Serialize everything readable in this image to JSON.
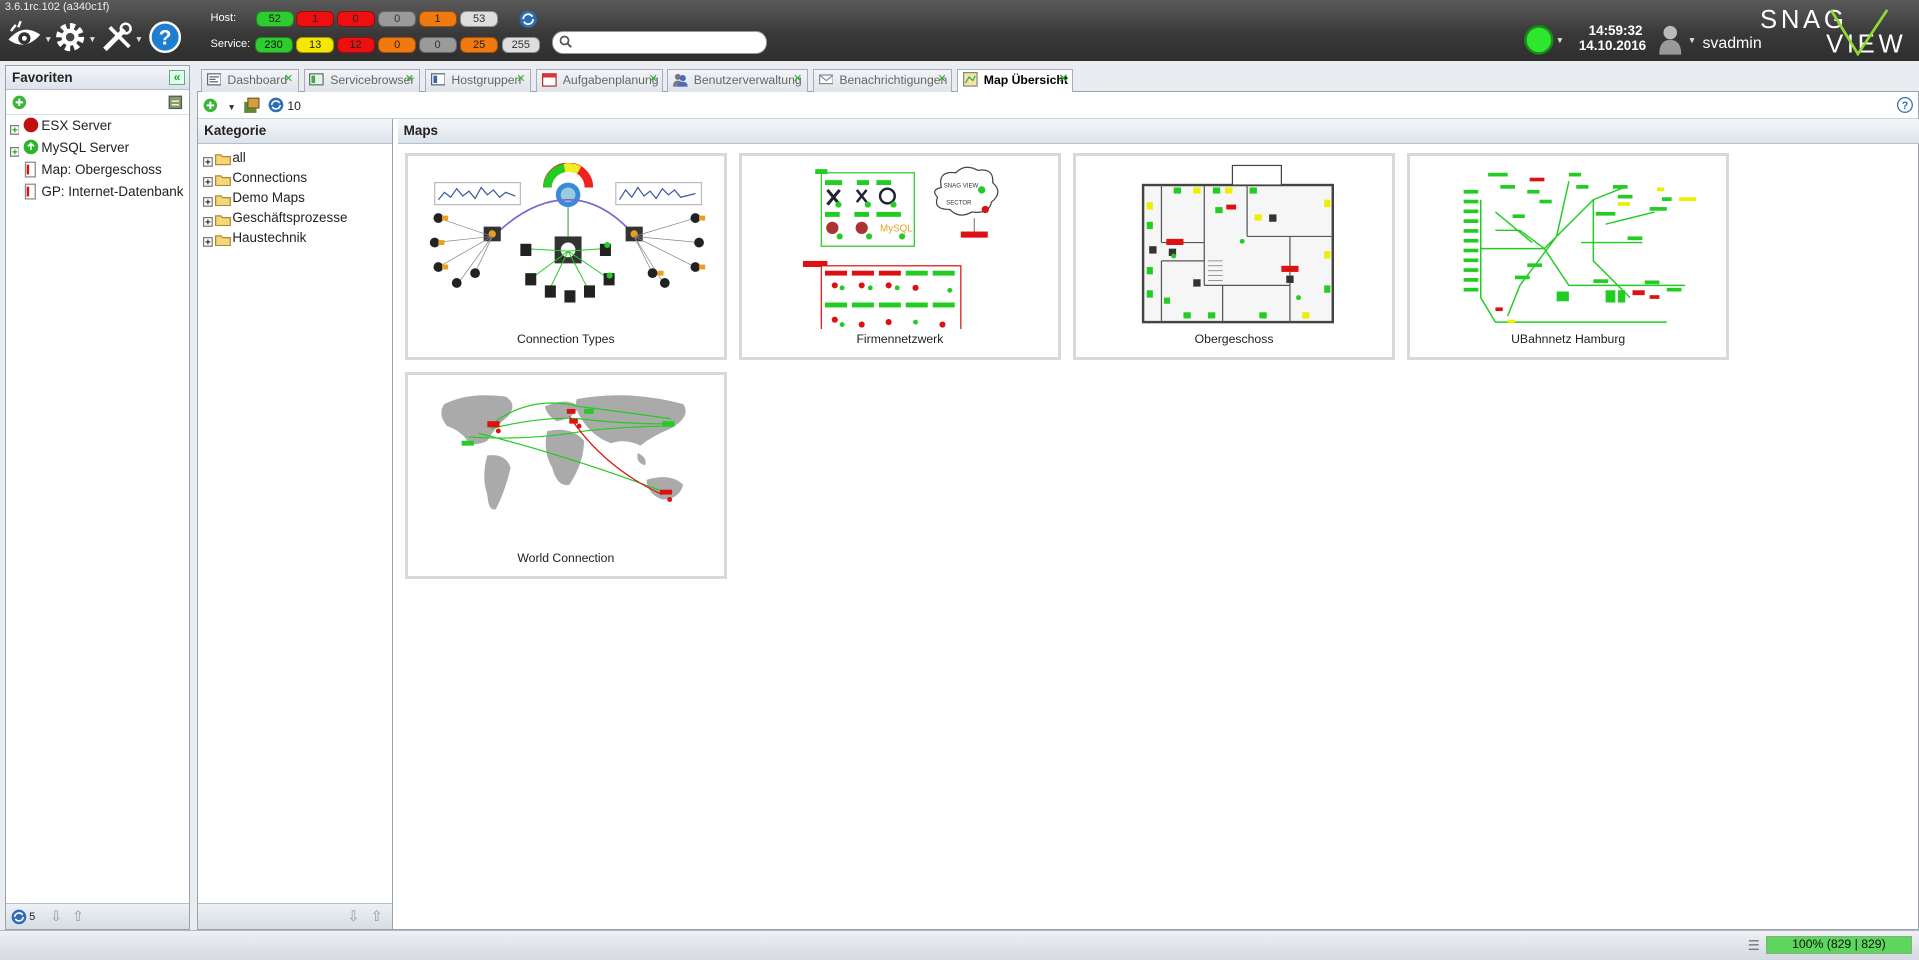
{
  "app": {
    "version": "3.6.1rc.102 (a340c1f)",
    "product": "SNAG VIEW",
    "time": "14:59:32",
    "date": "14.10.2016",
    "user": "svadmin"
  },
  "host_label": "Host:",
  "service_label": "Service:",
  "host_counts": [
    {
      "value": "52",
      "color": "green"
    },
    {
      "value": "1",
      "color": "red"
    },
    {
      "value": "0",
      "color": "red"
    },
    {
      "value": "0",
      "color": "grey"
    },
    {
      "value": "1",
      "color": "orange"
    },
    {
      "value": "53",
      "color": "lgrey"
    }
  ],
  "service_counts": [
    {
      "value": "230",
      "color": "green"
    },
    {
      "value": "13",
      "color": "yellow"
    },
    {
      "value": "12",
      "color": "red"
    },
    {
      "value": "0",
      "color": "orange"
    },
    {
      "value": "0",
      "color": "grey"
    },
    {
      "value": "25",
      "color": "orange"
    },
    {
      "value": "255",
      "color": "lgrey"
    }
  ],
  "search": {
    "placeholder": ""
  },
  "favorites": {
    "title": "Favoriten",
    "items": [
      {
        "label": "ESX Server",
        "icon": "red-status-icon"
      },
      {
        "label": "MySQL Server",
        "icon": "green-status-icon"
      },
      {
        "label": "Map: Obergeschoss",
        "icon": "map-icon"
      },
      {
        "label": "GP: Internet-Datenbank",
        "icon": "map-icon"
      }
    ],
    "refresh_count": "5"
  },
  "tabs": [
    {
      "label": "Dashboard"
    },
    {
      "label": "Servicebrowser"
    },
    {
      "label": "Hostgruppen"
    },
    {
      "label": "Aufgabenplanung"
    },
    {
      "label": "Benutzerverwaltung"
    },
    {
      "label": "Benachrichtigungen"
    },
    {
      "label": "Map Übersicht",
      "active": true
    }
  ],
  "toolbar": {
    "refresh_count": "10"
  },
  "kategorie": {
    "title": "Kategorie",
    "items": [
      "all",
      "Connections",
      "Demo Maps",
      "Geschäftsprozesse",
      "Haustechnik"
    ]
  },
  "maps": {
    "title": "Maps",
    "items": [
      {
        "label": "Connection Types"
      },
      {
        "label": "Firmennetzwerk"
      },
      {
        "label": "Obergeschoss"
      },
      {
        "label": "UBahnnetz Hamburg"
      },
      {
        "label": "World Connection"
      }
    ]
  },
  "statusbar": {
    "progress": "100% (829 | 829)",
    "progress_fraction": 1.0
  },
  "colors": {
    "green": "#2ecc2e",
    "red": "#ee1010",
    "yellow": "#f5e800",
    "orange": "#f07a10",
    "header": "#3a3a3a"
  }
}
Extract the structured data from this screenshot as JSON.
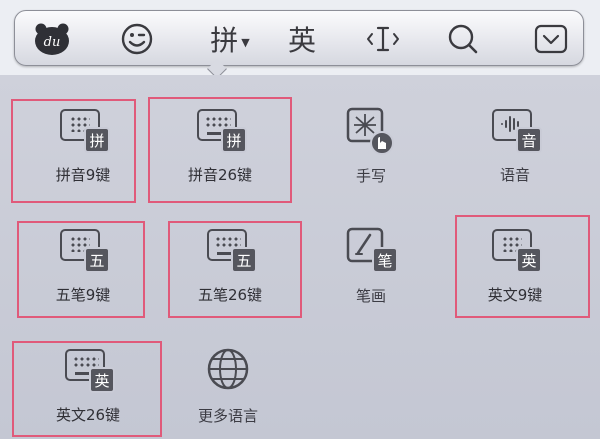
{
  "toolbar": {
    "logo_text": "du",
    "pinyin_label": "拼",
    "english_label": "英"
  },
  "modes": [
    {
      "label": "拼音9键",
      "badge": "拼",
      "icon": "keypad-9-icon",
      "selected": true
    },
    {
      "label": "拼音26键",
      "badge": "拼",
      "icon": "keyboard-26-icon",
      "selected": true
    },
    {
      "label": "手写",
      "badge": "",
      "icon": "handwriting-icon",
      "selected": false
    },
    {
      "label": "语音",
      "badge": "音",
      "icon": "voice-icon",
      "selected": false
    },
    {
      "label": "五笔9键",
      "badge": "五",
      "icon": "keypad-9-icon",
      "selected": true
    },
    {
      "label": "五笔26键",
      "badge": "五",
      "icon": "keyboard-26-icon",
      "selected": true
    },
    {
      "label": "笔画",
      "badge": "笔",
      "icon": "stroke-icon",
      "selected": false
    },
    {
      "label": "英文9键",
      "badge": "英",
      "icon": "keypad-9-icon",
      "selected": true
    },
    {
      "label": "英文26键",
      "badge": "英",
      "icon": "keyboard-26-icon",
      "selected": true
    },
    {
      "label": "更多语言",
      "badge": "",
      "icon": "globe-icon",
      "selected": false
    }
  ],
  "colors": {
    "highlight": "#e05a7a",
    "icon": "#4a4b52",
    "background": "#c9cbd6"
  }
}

_What this task involves_. Send back the data above word for word, with the pictures left out.

_Written solution_.
Serialize everything readable in this image to JSON.
{
  "app": {
    "version": "3.6.1rc.102 (a340c1f)",
    "product": "SNAG VIEW",
    "time": "14:59:32",
    "date": "14.10.2016",
    "user": "svadmin"
  },
  "host_label": "Host:",
  "service_label": "Service:",
  "host_counts": [
    {
      "value": "52",
      "color": "green"
    },
    {
      "value": "1",
      "color": "red"
    },
    {
      "value": "0",
      "color": "red"
    },
    {
      "value": "0",
      "color": "grey"
    },
    {
      "value": "1",
      "color": "orange"
    },
    {
      "value": "53",
      "color": "lgrey"
    }
  ],
  "service_counts": [
    {
      "value": "230",
      "color": "green"
    },
    {
      "value": "13",
      "color": "yellow"
    },
    {
      "value": "12",
      "color": "red"
    },
    {
      "value": "0",
      "color": "orange"
    },
    {
      "value": "0",
      "color": "grey"
    },
    {
      "value": "25",
      "color": "orange"
    },
    {
      "value": "255",
      "color": "lgrey"
    }
  ],
  "search": {
    "placeholder": ""
  },
  "favorites": {
    "title": "Favoriten",
    "items": [
      {
        "label": "ESX Server",
        "icon": "red-status-icon"
      },
      {
        "label": "MySQL Server",
        "icon": "green-status-icon"
      },
      {
        "label": "Map: Obergeschoss",
        "icon": "map-icon"
      },
      {
        "label": "GP: Internet-Datenbank",
        "icon": "map-icon"
      }
    ],
    "refresh_count": "5"
  },
  "tabs": [
    {
      "label": "Dashboard"
    },
    {
      "label": "Servicebrowser"
    },
    {
      "label": "Hostgruppen"
    },
    {
      "label": "Aufgabenplanung"
    },
    {
      "label": "Benutzerverwaltung"
    },
    {
      "label": "Benachrichtigungen"
    },
    {
      "label": "Map Übersicht",
      "active": true
    }
  ],
  "toolbar": {
    "refresh_count": "10"
  },
  "kategorie": {
    "title": "Kategorie",
    "items": [
      "all",
      "Connections",
      "Demo Maps",
      "Geschäftsprozesse",
      "Haustechnik"
    ]
  },
  "maps": {
    "title": "Maps",
    "items": [
      {
        "label": "Connection Types"
      },
      {
        "label": "Firmennetzwerk"
      },
      {
        "label": "Obergeschoss"
      },
      {
        "label": "UBahnnetz Hamburg"
      },
      {
        "label": "World Connection"
      }
    ]
  },
  "statusbar": {
    "progress": "100% (829 | 829)",
    "progress_fraction": 1.0
  },
  "colors": {
    "green": "#2ecc2e",
    "red": "#ee1010",
    "yellow": "#f5e800",
    "orange": "#f07a10",
    "header": "#3a3a3a"
  }
}
Extract the structured data from this screenshot as JSON.
{
  "toolbar": {
    "logo_text": "du",
    "pinyin_label": "拼",
    "english_label": "英"
  },
  "modes": [
    {
      "label": "拼音9键",
      "badge": "拼",
      "icon": "keypad-9-icon",
      "selected": true
    },
    {
      "label": "拼音26键",
      "badge": "拼",
      "icon": "keyboard-26-icon",
      "selected": true
    },
    {
      "label": "手写",
      "badge": "",
      "icon": "handwriting-icon",
      "selected": false
    },
    {
      "label": "语音",
      "badge": "音",
      "icon": "voice-icon",
      "selected": false
    },
    {
      "label": "五笔9键",
      "badge": "五",
      "icon": "keypad-9-icon",
      "selected": true
    },
    {
      "label": "五笔26键",
      "badge": "五",
      "icon": "keyboard-26-icon",
      "selected": true
    },
    {
      "label": "笔画",
      "badge": "笔",
      "icon": "stroke-icon",
      "selected": false
    },
    {
      "label": "英文9键",
      "badge": "英",
      "icon": "keypad-9-icon",
      "selected": true
    },
    {
      "label": "英文26键",
      "badge": "英",
      "icon": "keyboard-26-icon",
      "selected": true
    },
    {
      "label": "更多语言",
      "badge": "",
      "icon": "globe-icon",
      "selected": false
    }
  ],
  "colors": {
    "highlight": "#e05a7a",
    "icon": "#4a4b52",
    "background": "#c9cbd6"
  }
}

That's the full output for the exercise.